---------- Source records ----------

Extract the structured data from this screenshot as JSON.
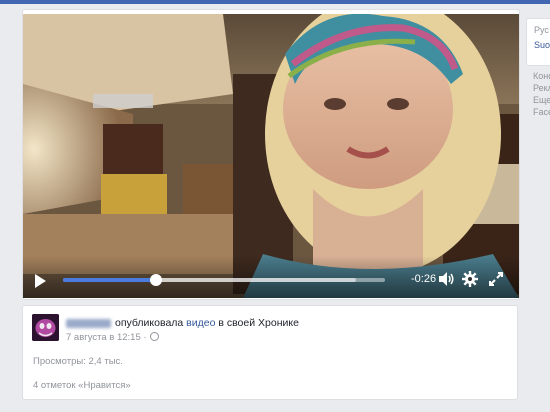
{
  "video": {
    "time_remaining": "-0:26",
    "progress": 0.29,
    "buffered": 0.91,
    "play_icon": "play-icon",
    "volume_icon": "volume-icon",
    "settings_icon": "gear-icon",
    "fullscreen_icon": "fullscreen-icon"
  },
  "post": {
    "action": "опубликовала",
    "video_link": "видео",
    "suffix": "в своей Хронике",
    "date": "7 августа в 12:15 ·",
    "views": "Просмотры: 2,4 тыс.",
    "likes": "4 отметок «Нравится»"
  },
  "sidebar": {
    "language_label": "Рус",
    "language_link": "Suo",
    "links": [
      "Конф",
      "Рекл",
      "Еще",
      "Face"
    ]
  },
  "colors": {
    "accent": "#4267b2",
    "link": "#365899",
    "progress": "#4c7be0",
    "background": "#e9ebee"
  }
}
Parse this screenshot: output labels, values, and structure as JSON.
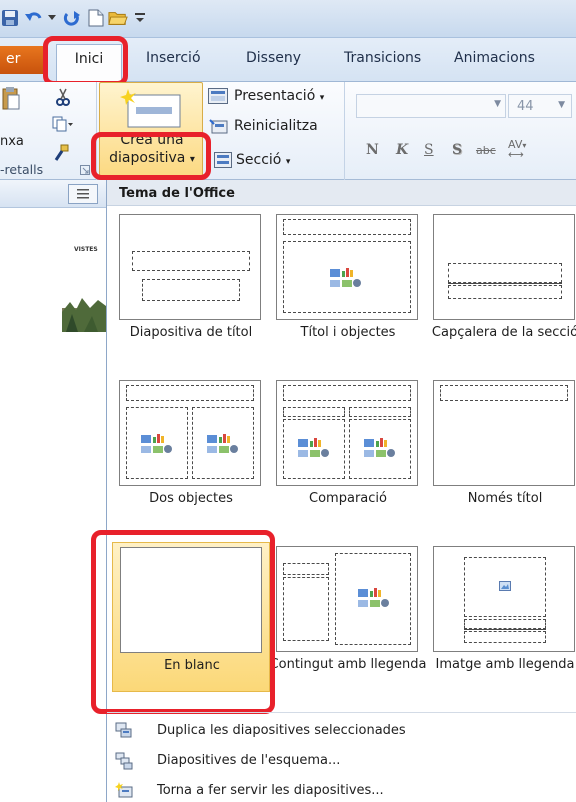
{
  "quick_access": {
    "icons": [
      "save-icon",
      "undo-icon",
      "redo-icon",
      "new-document-icon",
      "open-folder-icon",
      "customize-toolbar-icon"
    ]
  },
  "tabs": {
    "file": "er",
    "home": "Inici",
    "insert": "Inserció",
    "design": "Disseny",
    "transitions": "Transicions",
    "animations": "Animacions"
  },
  "ribbon": {
    "paste_label": "nxa",
    "clipboard_group": "-retalls",
    "new_slide_line1": "Crea una",
    "new_slide_line2": "diapositiva",
    "layout_label": "Presentació",
    "reset_label": "Reinicialitza",
    "section_label": "Secció",
    "font_size": "44",
    "format_buttons": [
      "N",
      "K",
      "S",
      "S",
      "abc",
      "AV"
    ]
  },
  "left_pane": {
    "slide_thumb_text": "VISTES"
  },
  "gallery": {
    "header": "Tema de l'Office",
    "layouts": [
      {
        "label": "Diapositiva de títol",
        "selected": false
      },
      {
        "label": "Títol i objectes",
        "selected": false
      },
      {
        "label": "Capçalera de la secció",
        "selected": false
      },
      {
        "label": "Dos objectes",
        "selected": false
      },
      {
        "label": "Comparació",
        "selected": false
      },
      {
        "label": "Només títol",
        "selected": false
      },
      {
        "label": "En blanc",
        "selected": true
      },
      {
        "label": "Contingut amb llegenda",
        "selected": false
      },
      {
        "label": "Imatge amb llegenda",
        "selected": false
      }
    ],
    "menu": [
      {
        "label": "Duplica les diapositives seleccionades",
        "icon": "duplicate-slides-icon"
      },
      {
        "label": "Diapositives de l'esquema...",
        "icon": "outline-slides-icon"
      },
      {
        "label": "Torna a fer servir les diapositives...",
        "icon": "reuse-slides-icon"
      }
    ]
  },
  "colors": {
    "highlight": "#e8212b",
    "selected_fill": "#fbd878",
    "ribbon_blue": "#d5e3f3",
    "file_tab": "#c8520c"
  }
}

----------

Which lines contain "JSON"? Show each of them.

Extract the structured data from this screenshot as JSON.
Parse this screenshot: output labels, values, and structure as JSON.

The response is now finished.